> [THE PROBLEM] Retype all of the entries word for word.

> [DATA SUPPLIED]
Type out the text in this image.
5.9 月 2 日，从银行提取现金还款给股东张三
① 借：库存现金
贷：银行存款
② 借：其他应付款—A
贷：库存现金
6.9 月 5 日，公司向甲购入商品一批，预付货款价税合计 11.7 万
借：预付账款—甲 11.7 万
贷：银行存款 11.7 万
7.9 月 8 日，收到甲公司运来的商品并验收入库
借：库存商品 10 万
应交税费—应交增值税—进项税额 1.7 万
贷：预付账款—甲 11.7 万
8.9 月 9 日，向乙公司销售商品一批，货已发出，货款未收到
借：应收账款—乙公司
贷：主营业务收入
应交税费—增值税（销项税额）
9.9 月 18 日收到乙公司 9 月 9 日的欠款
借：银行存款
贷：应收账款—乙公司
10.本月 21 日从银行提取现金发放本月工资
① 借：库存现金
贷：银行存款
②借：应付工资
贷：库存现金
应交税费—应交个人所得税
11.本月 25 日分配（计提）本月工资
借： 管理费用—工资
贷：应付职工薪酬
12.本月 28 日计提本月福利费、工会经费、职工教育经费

> [RIGHT ANSWER]
Type out the text in this image.
5.9 月 2 日，从银行提取现金还款给股东张三
① 借：库存现金
贷：银行存款
② 借：其他应付款—A
贷：库存现金
6.9 月 5 日，公司向甲购入商品一批，预付货款价税合计 11.7 万
借：预付账款—甲 11.7 万
贷：银行存款 11.7 万
7.9 月 8 日，收到甲公司运来的商品并验收入库
借：库存商品 10 万
应交税费—应交增值税—进项税额 1.7 万
贷：预付账款—甲 11.7 万
8.9 月 9 日，向乙公司销售商品一批，货已发出，货款未收到
借：应收账款—乙公司
贷：主营业务收入
应交税费—增值税（销项税额）
9.9 月 18 日收到乙公司 9 月 9 日的欠款
借：银行存款
贷：应收账款—乙公司
10.本月 21 日从银行提取现金发放本月工资
① 借：库存现金
贷：银行存款
②借：应付工资
贷：库存现金
应交税费—应交个人所得税
11.本月 25 日分配（计提）本月工资
借： 管理费用—工资
贷：应付职工薪酬
12.本月 28 日计提本月福利费、工会经费、职工教育经费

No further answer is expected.